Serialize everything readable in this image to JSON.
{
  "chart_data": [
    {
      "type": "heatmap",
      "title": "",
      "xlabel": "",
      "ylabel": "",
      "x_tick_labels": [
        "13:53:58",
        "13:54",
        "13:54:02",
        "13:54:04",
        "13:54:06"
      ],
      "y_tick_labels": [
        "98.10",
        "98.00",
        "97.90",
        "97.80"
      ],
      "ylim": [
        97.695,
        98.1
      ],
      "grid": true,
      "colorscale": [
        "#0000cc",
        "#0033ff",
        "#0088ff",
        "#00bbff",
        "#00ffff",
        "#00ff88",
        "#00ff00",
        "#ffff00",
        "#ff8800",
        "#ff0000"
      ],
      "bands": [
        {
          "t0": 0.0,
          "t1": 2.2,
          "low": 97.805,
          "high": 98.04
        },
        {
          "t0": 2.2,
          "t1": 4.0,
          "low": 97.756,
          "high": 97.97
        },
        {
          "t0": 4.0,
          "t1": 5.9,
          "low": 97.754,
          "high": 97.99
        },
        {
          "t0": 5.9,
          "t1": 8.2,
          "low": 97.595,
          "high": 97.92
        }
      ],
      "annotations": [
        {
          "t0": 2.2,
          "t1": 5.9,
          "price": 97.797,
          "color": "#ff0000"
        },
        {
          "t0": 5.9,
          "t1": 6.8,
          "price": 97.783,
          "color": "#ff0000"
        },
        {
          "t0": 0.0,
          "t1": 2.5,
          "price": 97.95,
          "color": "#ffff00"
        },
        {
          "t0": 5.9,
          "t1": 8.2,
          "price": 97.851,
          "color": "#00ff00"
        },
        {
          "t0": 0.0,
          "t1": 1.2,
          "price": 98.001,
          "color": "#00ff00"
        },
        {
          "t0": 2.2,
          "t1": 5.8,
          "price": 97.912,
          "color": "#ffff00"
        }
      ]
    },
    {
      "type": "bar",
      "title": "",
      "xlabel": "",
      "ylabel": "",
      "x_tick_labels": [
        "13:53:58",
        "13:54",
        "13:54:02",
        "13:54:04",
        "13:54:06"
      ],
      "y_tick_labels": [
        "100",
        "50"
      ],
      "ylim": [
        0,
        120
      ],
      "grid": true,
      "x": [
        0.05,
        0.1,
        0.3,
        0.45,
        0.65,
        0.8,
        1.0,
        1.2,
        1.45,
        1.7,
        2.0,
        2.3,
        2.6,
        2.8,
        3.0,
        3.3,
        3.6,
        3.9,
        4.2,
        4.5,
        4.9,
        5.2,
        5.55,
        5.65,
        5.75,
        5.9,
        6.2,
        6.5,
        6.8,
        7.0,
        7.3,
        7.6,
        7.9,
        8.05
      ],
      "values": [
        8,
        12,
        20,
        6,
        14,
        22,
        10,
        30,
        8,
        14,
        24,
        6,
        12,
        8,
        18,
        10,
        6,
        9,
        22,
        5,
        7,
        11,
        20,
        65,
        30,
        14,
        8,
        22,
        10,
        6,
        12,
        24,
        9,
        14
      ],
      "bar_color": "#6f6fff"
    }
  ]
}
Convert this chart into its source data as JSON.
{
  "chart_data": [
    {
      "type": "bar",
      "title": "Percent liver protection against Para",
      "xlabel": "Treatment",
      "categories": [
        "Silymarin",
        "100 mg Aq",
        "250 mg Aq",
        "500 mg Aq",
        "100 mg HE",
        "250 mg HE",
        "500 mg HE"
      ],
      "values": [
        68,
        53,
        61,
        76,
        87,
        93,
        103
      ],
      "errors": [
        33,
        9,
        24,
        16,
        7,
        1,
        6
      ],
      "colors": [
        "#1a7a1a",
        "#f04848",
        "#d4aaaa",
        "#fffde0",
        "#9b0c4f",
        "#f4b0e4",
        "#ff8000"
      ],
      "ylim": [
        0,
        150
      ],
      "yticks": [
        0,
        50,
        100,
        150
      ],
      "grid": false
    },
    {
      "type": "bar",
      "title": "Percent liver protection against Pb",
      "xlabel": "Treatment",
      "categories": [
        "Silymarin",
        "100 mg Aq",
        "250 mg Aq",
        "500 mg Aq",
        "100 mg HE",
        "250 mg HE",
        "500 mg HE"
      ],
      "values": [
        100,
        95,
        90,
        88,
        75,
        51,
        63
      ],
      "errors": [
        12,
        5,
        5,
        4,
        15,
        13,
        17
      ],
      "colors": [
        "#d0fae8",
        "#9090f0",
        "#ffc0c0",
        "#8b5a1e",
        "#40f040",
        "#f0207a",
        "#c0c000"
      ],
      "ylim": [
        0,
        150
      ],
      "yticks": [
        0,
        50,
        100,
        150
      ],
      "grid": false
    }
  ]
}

**Set exercise:**
Output the full listing exactly as it stands.

**Complete response:**
Serialize everything readable in this image to JSON.
{
  "chart_data": [
    {
      "type": "heatmap",
      "title": "",
      "xlabel": "",
      "ylabel": "",
      "x_tick_labels": [
        "13:53:58",
        "13:54",
        "13:54:02",
        "13:54:04",
        "13:54:06"
      ],
      "y_tick_labels": [
        "98.10",
        "98.00",
        "97.90",
        "97.80"
      ],
      "ylim": [
        97.695,
        98.1
      ],
      "grid": true,
      "colorscale": [
        "#0000cc",
        "#0033ff",
        "#0088ff",
        "#00bbff",
        "#00ffff",
        "#00ff88",
        "#00ff00",
        "#ffff00",
        "#ff8800",
        "#ff0000"
      ],
      "bands": [
        {
          "t0": 0.0,
          "t1": 2.2,
          "low": 97.805,
          "high": 98.04
        },
        {
          "t0": 2.2,
          "t1": 4.0,
          "low": 97.756,
          "high": 97.97
        },
        {
          "t0": 4.0,
          "t1": 5.9,
          "low": 97.754,
          "high": 97.99
        },
        {
          "t0": 5.9,
          "t1": 8.2,
          "low": 97.595,
          "high": 97.92
        }
      ],
      "annotations": [
        {
          "t0": 2.2,
          "t1": 5.9,
          "price": 97.797,
          "color": "#ff0000"
        },
        {
          "t0": 5.9,
          "t1": 6.8,
          "price": 97.783,
          "color": "#ff0000"
        },
        {
          "t0": 0.0,
          "t1": 2.5,
          "price": 97.95,
          "color": "#ffff00"
        },
        {
          "t0": 5.9,
          "t1": 8.2,
          "price": 97.851,
          "color": "#00ff00"
        },
        {
          "t0": 0.0,
          "t1": 1.2,
          "price": 98.001,
          "color": "#00ff00"
        },
        {
          "t0": 2.2,
          "t1": 5.8,
          "price": 97.912,
          "color": "#ffff00"
        }
      ]
    },
    {
      "type": "bar",
      "title": "",
      "xlabel": "",
      "ylabel": "",
      "x_tick_labels": [
        "13:53:58",
        "13:54",
        "13:54:02",
        "13:54:04",
        "13:54:06"
      ],
      "y_tick_labels": [
        "100",
        "50"
      ],
      "ylim": [
        0,
        120
      ],
      "grid": true,
      "x": [
        0.05,
        0.1,
        0.3,
        0.45,
        0.65,
        0.8,
        1.0,
        1.2,
        1.45,
        1.7,
        2.0,
        2.3,
        2.6,
        2.8,
        3.0,
        3.3,
        3.6,
        3.9,
        4.2,
        4.5,
        4.9,
        5.2,
        5.55,
        5.65,
        5.75,
        5.9,
        6.2,
        6.5,
        6.8,
        7.0,
        7.3,
        7.6,
        7.9,
        8.05
      ],
      "values": [
        8,
        12,
        20,
        6,
        14,
        22,
        10,
        30,
        8,
        14,
        24,
        6,
        12,
        8,
        18,
        10,
        6,
        9,
        22,
        5,
        7,
        11,
        20,
        65,
        30,
        14,
        8,
        22,
        10,
        6,
        12,
        24,
        9,
        14
      ],
      "bar_color": "#6f6fff"
    }
  ]
}
Convert this chart into its source data as JSON.
{
  "chart_data": [
    {
      "type": "bar",
      "title": "Percent liver protection against Para",
      "xlabel": "Treatment",
      "categories": [
        "Silymarin",
        "100 mg Aq",
        "250 mg Aq",
        "500 mg Aq",
        "100 mg HE",
        "250 mg HE",
        "500 mg HE"
      ],
      "values": [
        68,
        53,
        61,
        76,
        87,
        93,
        103
      ],
      "errors": [
        33,
        9,
        24,
        16,
        7,
        1,
        6
      ],
      "colors": [
        "#1a7a1a",
        "#f04848",
        "#d4aaaa",
        "#fffde0",
        "#9b0c4f",
        "#f4b0e4",
        "#ff8000"
      ],
      "ylim": [
        0,
        150
      ],
      "yticks": [
        0,
        50,
        100,
        150
      ],
      "grid": false
    },
    {
      "type": "bar",
      "title": "Percent liver protection against Pb",
      "xlabel": "Treatment",
      "categories": [
        "Silymarin",
        "100 mg Aq",
        "250 mg Aq",
        "500 mg Aq",
        "100 mg HE",
        "250 mg HE",
        "500 mg HE"
      ],
      "values": [
        100,
        95,
        90,
        88,
        75,
        51,
        63
      ],
      "errors": [
        12,
        5,
        5,
        4,
        15,
        13,
        17
      ],
      "colors": [
        "#d0fae8",
        "#9090f0",
        "#ffc0c0",
        "#8b5a1e",
        "#40f040",
        "#f0207a",
        "#c0c000"
      ],
      "ylim": [
        0,
        150
      ],
      "yticks": [
        0,
        50,
        100,
        150
      ],
      "grid": false
    }
  ]
}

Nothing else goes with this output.